§ Instruction:
Count the lines containing "involve" in the entries underneath, and state that count without anything else.

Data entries
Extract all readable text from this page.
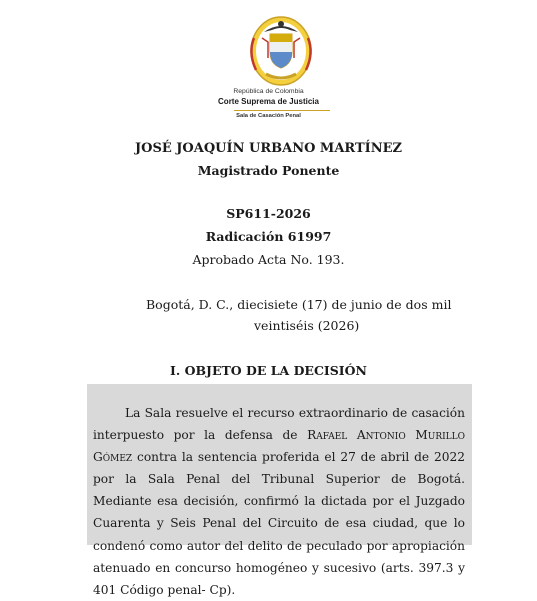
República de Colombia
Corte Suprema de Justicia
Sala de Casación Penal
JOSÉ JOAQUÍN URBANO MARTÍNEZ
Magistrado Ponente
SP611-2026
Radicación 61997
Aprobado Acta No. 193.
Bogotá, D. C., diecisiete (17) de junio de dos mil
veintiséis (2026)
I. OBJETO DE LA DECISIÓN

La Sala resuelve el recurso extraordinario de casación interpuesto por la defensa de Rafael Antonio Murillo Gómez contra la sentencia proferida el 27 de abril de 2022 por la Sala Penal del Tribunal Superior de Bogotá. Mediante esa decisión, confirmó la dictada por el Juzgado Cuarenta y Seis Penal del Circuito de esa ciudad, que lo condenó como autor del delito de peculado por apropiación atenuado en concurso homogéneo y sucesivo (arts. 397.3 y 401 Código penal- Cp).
* * *
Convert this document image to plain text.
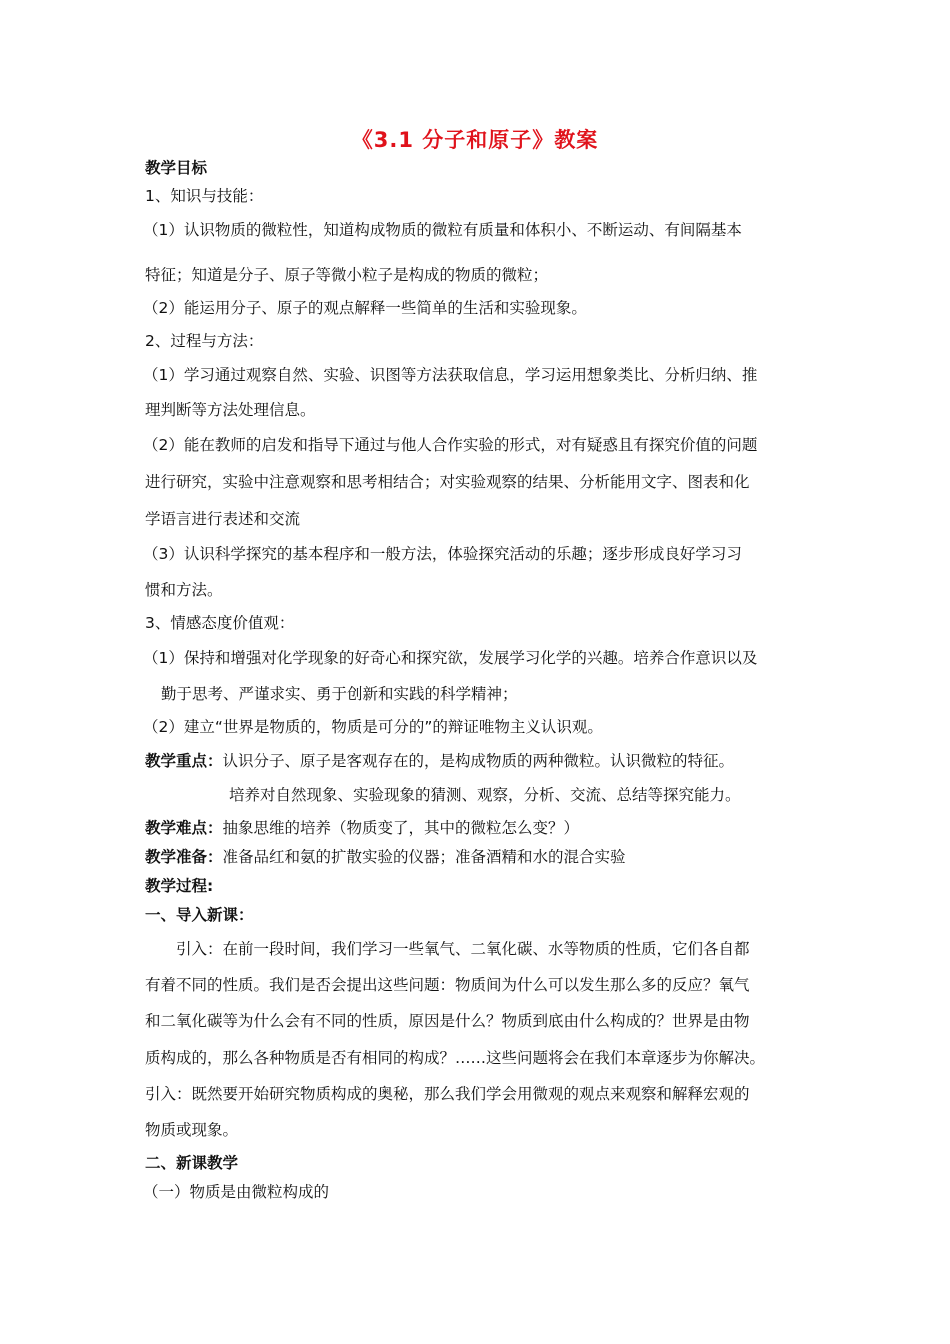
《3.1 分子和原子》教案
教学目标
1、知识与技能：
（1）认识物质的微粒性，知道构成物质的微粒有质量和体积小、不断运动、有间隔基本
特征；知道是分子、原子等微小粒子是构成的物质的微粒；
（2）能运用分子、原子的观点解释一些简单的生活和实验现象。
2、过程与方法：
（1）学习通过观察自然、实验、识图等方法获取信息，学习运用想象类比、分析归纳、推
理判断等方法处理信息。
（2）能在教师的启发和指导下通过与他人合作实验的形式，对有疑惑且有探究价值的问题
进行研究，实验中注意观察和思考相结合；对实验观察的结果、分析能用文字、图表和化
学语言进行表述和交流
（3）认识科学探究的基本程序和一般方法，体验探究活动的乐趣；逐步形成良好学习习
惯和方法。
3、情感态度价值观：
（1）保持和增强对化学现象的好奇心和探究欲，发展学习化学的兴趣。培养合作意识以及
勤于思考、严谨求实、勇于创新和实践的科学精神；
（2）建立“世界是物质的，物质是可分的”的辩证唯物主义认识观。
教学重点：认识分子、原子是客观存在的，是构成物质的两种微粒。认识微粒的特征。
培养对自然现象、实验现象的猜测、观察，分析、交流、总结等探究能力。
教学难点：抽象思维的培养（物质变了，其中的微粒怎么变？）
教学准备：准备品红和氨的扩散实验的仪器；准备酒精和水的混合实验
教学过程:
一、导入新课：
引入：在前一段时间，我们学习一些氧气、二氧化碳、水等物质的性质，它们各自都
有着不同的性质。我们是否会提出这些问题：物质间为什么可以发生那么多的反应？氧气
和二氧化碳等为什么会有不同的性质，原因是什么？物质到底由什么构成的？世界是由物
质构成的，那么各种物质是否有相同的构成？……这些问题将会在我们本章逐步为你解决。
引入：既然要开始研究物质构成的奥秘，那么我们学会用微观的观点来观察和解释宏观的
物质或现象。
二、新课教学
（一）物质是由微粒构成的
...
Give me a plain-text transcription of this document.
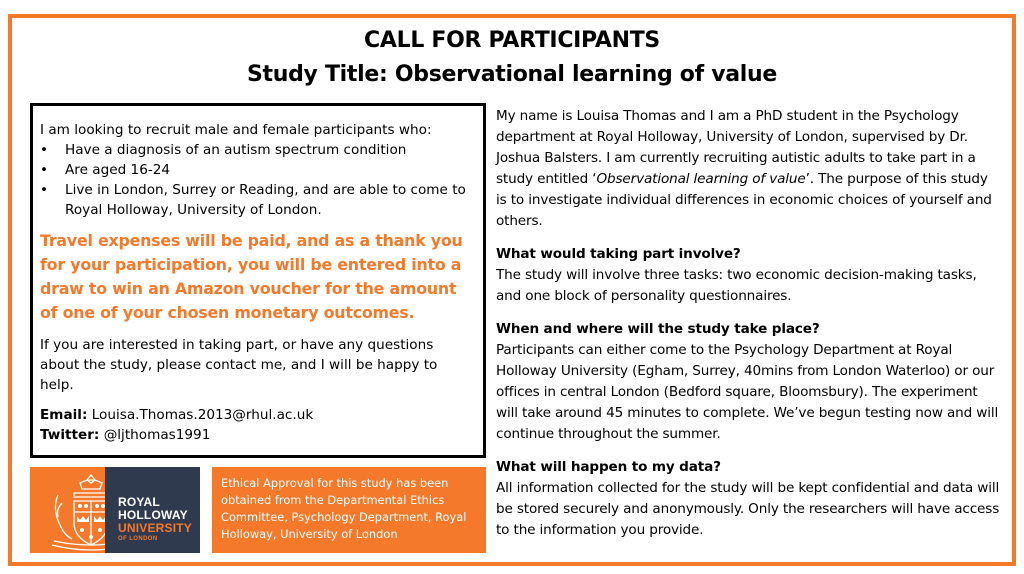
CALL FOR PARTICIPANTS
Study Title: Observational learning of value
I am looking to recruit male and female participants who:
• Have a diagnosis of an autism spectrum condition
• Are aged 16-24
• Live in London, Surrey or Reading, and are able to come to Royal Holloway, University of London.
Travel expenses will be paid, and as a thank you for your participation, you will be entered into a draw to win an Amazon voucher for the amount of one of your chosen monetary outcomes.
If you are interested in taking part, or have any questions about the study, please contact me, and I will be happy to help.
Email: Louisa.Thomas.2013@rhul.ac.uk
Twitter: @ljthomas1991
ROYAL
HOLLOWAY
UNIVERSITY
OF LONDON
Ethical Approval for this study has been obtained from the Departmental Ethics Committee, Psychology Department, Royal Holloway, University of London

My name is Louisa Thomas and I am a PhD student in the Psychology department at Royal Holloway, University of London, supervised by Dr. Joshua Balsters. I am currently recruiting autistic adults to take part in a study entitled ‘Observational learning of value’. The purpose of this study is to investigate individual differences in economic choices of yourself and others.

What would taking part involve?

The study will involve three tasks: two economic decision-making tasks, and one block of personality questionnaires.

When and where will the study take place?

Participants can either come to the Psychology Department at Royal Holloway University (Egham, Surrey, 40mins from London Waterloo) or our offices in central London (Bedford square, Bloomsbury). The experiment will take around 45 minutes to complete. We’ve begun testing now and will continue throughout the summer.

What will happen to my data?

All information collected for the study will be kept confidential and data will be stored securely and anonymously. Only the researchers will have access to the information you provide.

§ Correct response:
2